Can you print the data exactly and leave out each image?

■ ■ ■ ■

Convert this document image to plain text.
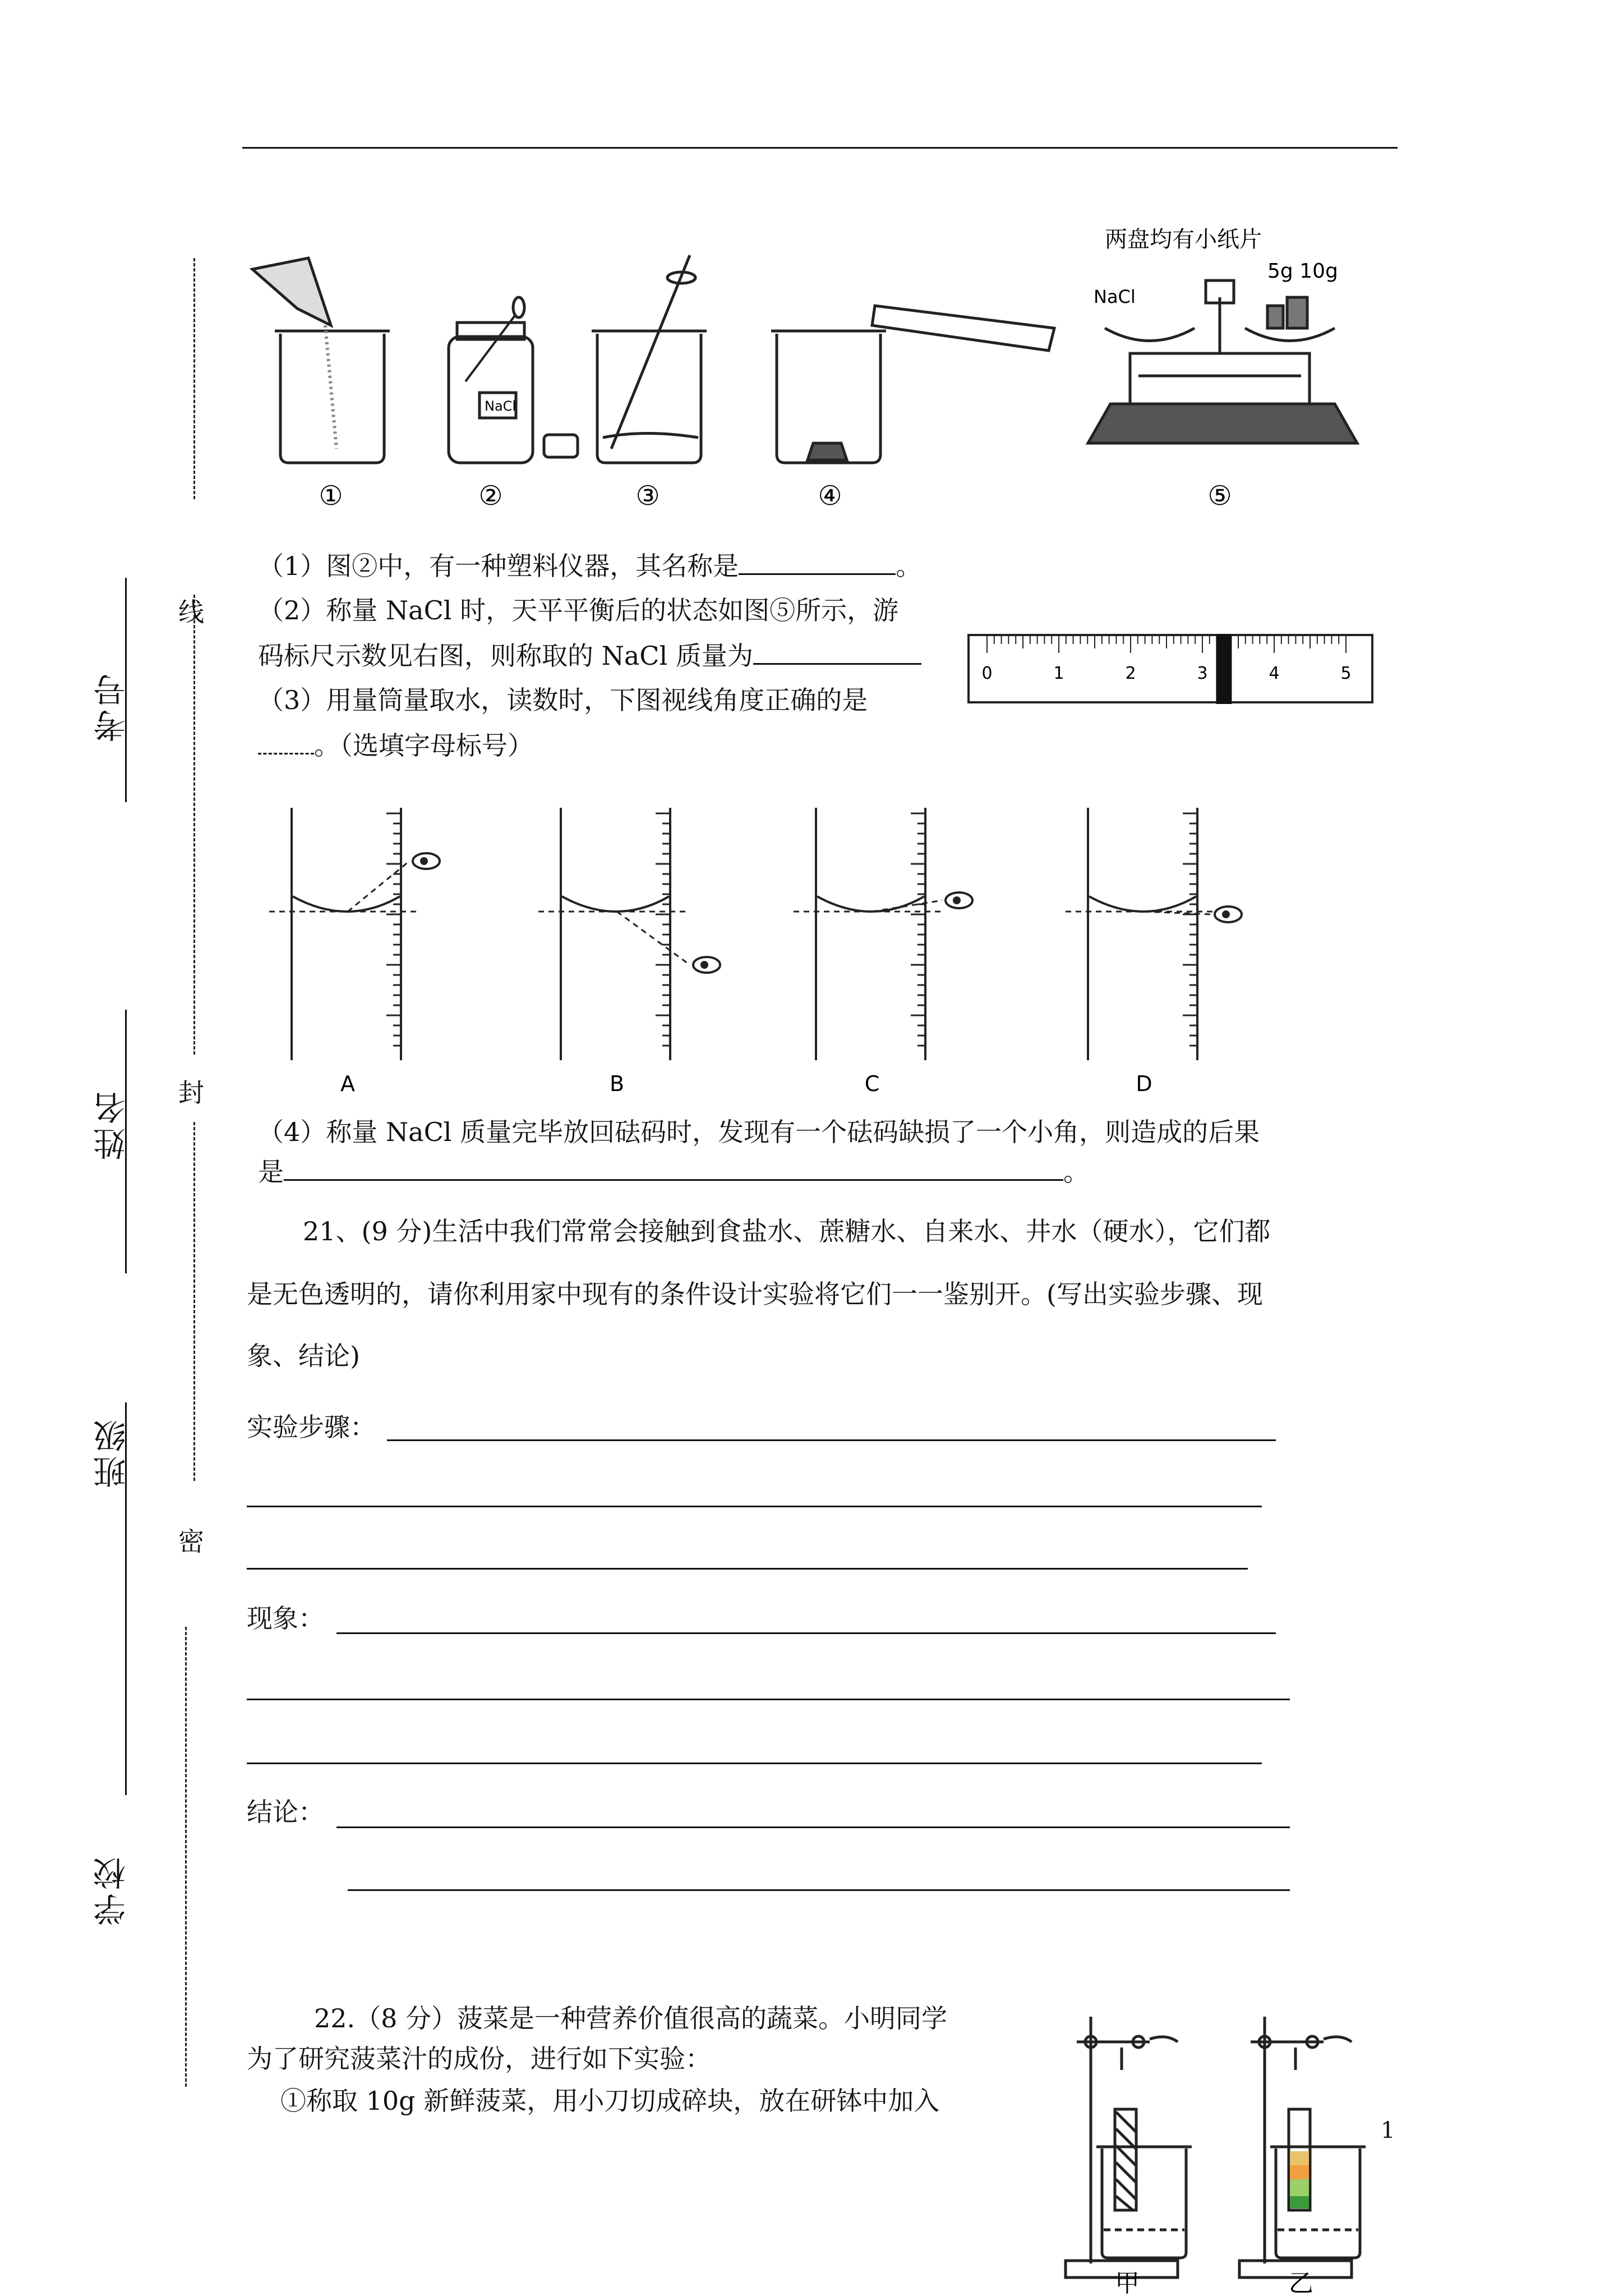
线
封
密
考号
姓名
班级
学校
NaCl
两盘均有小纸片
5g 10g
NaCl
①	②	③	④	⑤
（1）图②中，有一种塑料仪器，其名称是	。
（2）称量 NaCl 时，天平平衡后的状态如图⑤所示，游
码标尺示数见右图，则称取的 NaCl 质量为
（3）用量筒量取水，读数时，下图视线角度正确的是
。（选填字母标号）
0	1	2	3	4	5
A	B	C	D
（4）称量 NaCl 质量完毕放回砝码时，发现有一个砝码缺损了一个小角，则造成的后果
是	。
21、(9 分)生活中我们常常会接触到食盐水、蔗糖水、自来水、井水（硬水），它们都
是无色透明的，请你利用家中现有的条件设计实验将它们一一鉴别开。(写出实验步骤、现
象、结论)
实验步骤：
现象：
结论：
22.（8 分）菠菜是一种营养价值很高的蔬菜。小明同学
为了研究菠菜汁的成份，进行如下实验：
①称取 10g 新鲜菠菜，用小刀切成碎块，放在研钵中加入
甲	乙
1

■ ■ ■ ■

* ANSWER FOR THE TASK
Convert this document image to plain text.
线
封
密
考号
姓名
班级
学校
NaCl
两盘均有小纸片
5g 10g
NaCl
①	②	③	④	⑤
（1）图②中，有一种塑料仪器，其名称是	。
（2）称量 NaCl 时，天平平衡后的状态如图⑤所示，游
码标尺示数见右图，则称取的 NaCl 质量为
（3）用量筒量取水，读数时，下图视线角度正确的是
。（选填字母标号）
0	1	2	3	4	5
A	B	C	D
（4）称量 NaCl 质量完毕放回砝码时，发现有一个砝码缺损了一个小角，则造成的后果
是	。
21、(9 分)生活中我们常常会接触到食盐水、蔗糖水、自来水、井水（硬水），它们都
是无色透明的，请你利用家中现有的条件设计实验将它们一一鉴别开。(写出实验步骤、现
象、结论)
实验步骤：
现象：
结论：
22.（8 分）菠菜是一种营养价值很高的蔬菜。小明同学
为了研究菠菜汁的成份，进行如下实验：
①称取 10g 新鲜菠菜，用小刀切成碎块，放在研钵中加入
甲	乙
1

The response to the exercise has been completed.